(Written problem)
Find the string "layer" in the entries and copy each line that has it.

(Extracted entries)
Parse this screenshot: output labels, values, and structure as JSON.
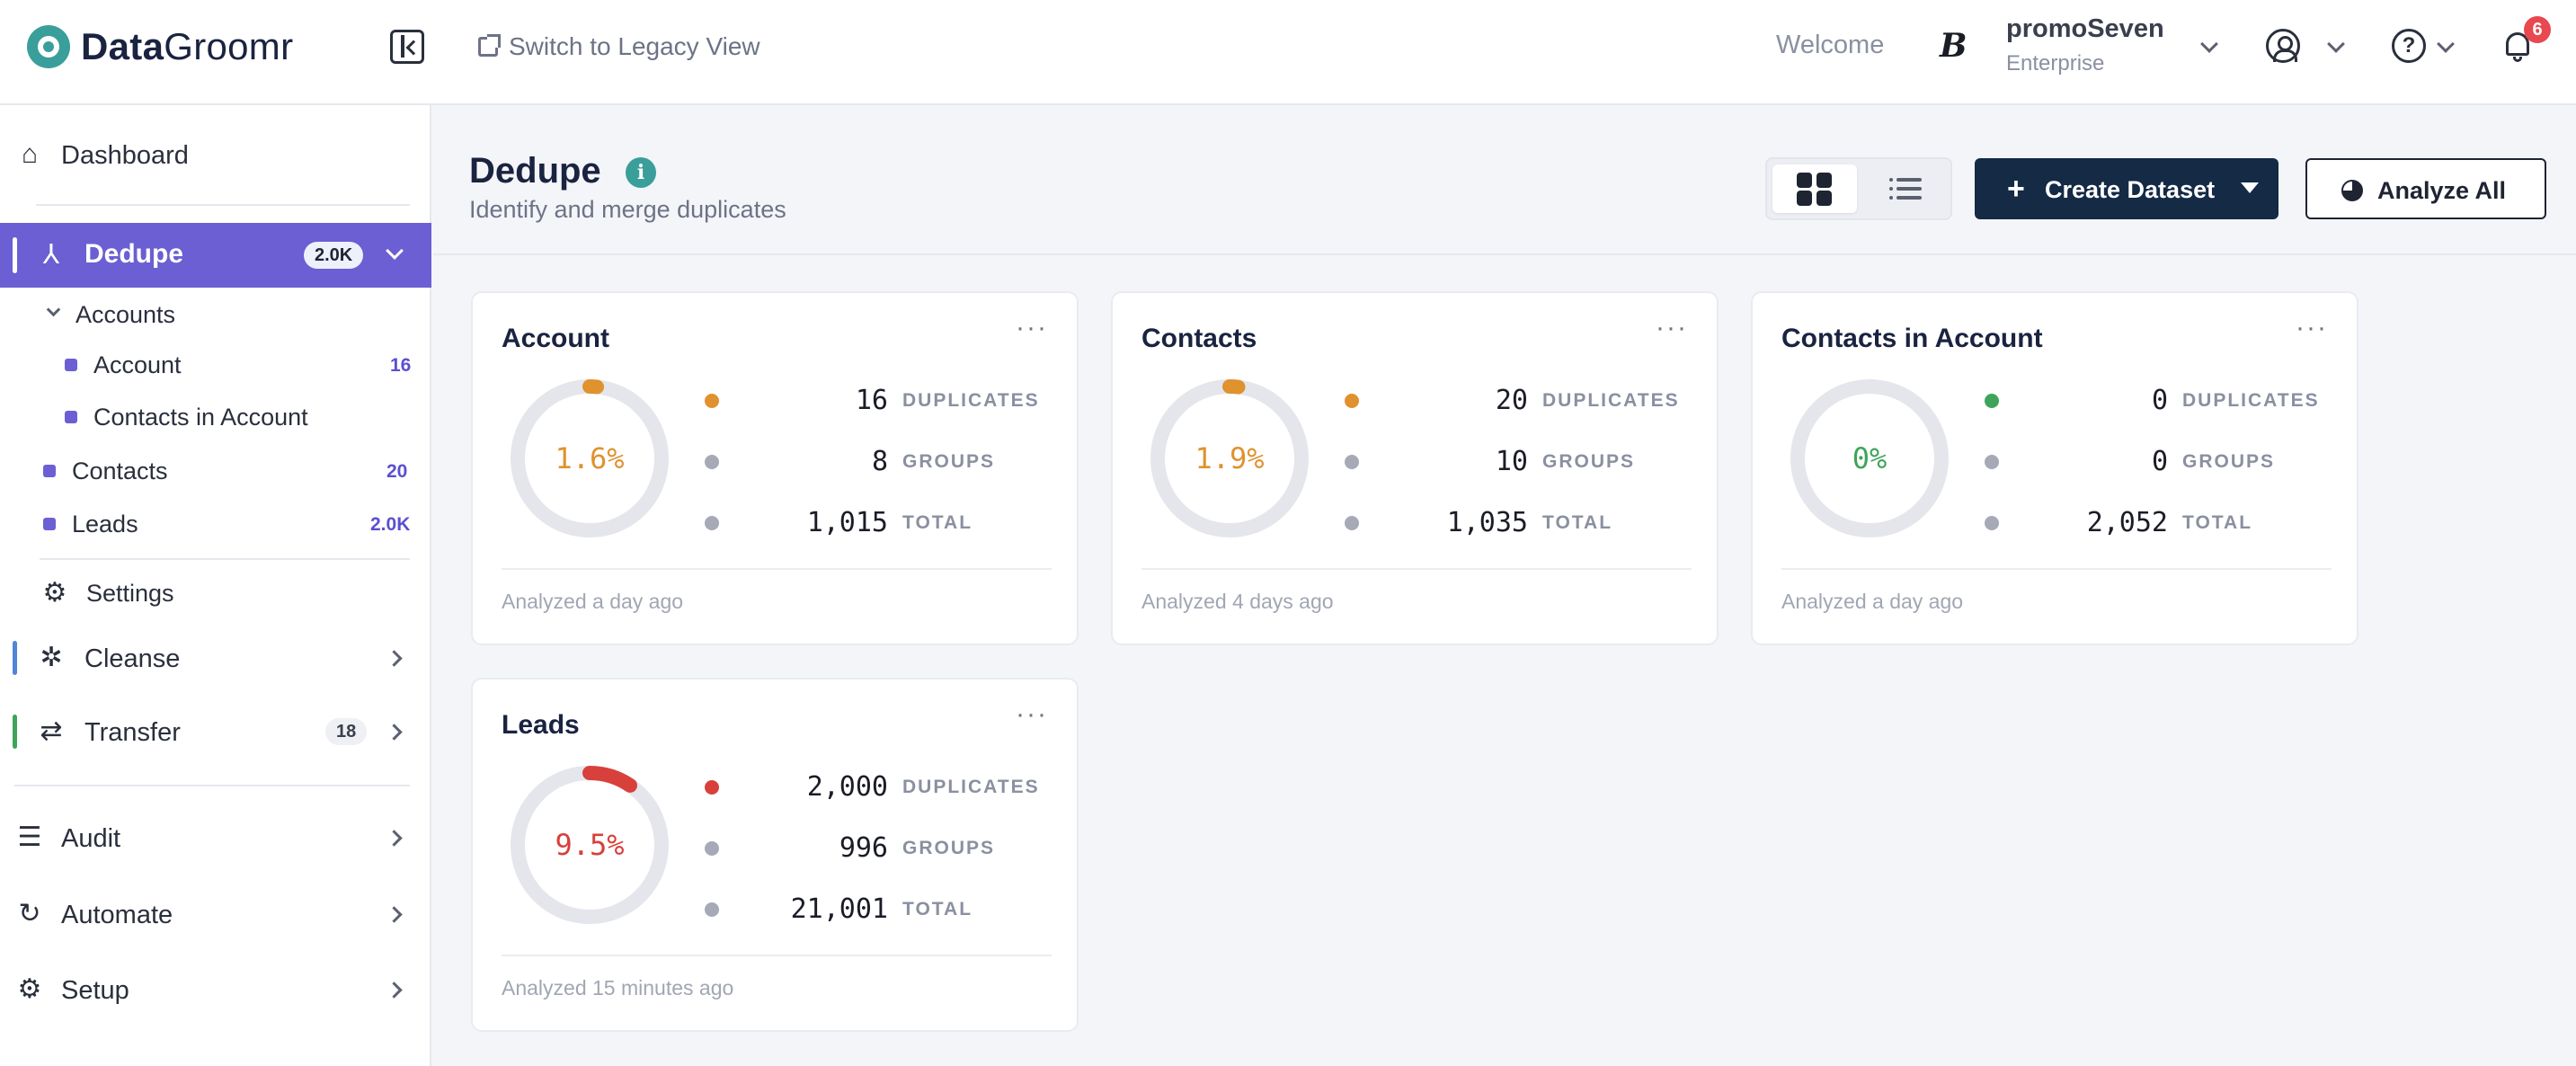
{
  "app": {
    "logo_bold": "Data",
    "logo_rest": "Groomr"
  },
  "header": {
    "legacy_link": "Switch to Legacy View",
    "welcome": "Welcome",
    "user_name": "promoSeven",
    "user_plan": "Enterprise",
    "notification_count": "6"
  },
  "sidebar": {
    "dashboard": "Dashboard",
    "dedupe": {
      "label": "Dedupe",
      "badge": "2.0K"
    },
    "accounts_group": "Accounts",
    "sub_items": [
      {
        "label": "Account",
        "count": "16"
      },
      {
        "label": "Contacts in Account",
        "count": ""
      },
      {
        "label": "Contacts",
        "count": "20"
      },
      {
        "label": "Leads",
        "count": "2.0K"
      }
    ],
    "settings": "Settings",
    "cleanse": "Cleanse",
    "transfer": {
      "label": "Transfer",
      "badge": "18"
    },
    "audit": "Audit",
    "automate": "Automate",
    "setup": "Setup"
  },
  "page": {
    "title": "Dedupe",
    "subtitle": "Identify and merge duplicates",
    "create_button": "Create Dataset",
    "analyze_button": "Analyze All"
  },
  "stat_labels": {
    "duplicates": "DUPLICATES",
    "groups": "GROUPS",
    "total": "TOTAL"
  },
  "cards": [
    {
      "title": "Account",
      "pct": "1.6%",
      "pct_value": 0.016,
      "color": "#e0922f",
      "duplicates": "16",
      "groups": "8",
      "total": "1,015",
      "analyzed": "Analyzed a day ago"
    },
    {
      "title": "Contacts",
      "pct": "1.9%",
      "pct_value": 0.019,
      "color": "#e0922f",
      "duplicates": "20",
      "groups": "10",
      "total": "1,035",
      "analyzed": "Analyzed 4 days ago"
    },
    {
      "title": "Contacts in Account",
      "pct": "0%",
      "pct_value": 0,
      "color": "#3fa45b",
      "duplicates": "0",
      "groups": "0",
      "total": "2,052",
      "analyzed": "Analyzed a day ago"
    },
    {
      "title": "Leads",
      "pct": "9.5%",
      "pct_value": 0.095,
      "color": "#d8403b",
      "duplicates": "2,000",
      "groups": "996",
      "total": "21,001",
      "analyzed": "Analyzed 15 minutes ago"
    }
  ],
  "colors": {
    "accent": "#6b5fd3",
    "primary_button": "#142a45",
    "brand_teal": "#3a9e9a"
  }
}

--

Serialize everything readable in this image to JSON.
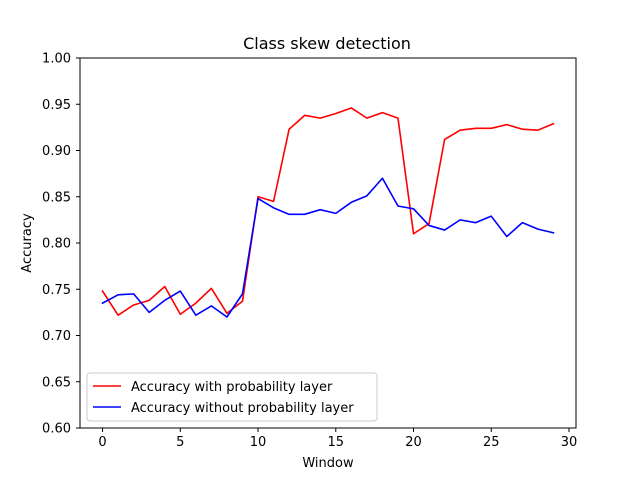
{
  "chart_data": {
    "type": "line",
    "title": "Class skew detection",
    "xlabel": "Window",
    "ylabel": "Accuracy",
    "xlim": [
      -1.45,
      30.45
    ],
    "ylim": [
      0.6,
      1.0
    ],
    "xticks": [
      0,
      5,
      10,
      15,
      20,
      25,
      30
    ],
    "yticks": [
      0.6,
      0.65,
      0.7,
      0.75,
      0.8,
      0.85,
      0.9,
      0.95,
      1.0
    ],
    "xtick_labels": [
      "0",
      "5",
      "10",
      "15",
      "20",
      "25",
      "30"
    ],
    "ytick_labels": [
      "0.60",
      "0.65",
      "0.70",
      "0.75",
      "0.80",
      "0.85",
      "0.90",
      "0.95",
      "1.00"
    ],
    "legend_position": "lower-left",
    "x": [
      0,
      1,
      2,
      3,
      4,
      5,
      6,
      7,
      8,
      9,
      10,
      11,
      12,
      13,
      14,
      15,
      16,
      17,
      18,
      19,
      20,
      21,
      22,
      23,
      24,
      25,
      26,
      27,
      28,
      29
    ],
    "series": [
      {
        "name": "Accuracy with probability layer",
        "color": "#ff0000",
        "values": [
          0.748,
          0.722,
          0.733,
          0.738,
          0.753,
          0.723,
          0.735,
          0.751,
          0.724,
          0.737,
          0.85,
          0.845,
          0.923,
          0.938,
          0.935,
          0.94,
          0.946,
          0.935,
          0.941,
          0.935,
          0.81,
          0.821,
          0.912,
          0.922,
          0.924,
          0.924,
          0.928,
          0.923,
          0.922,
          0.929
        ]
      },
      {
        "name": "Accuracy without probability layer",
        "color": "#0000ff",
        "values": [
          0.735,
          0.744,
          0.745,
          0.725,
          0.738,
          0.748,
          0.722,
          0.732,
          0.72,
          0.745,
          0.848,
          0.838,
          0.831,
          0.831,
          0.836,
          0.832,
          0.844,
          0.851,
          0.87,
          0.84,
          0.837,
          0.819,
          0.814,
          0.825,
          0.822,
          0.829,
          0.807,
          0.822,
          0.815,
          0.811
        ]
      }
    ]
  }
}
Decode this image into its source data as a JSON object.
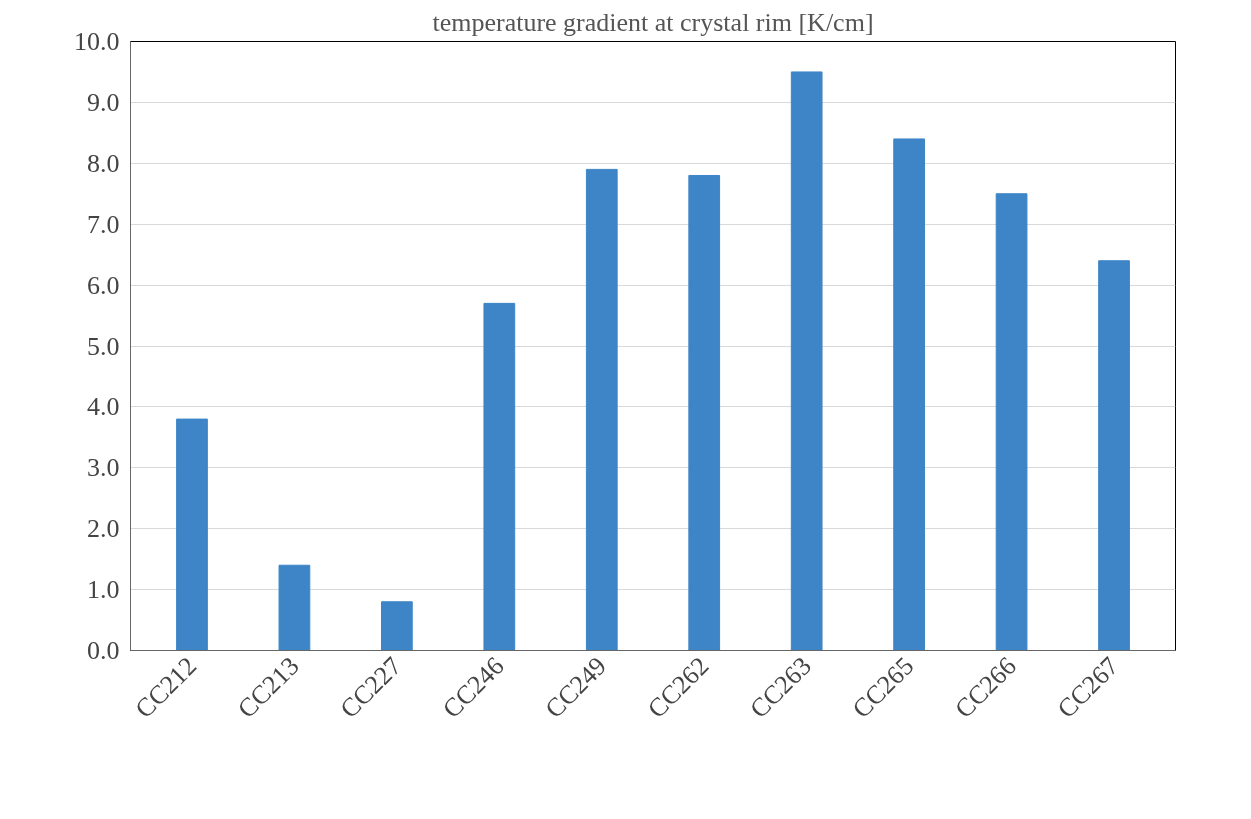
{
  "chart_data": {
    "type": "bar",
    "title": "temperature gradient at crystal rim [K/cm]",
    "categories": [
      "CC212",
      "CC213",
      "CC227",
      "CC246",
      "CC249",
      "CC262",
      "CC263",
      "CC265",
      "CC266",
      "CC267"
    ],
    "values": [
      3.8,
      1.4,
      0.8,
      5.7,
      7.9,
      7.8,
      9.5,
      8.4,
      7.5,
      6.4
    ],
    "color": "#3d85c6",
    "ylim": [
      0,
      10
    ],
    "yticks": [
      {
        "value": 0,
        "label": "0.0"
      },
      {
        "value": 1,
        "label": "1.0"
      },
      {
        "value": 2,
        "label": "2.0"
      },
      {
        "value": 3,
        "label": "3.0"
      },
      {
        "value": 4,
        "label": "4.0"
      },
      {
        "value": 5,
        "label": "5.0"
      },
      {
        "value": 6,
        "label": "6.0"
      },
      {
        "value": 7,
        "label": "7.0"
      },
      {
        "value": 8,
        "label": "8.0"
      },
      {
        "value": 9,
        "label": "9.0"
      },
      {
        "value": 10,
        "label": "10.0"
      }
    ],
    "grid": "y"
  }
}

(Answer for the task)
        "name": "Accuracy with probability layer",
        "name": "Accuracy without probability layer",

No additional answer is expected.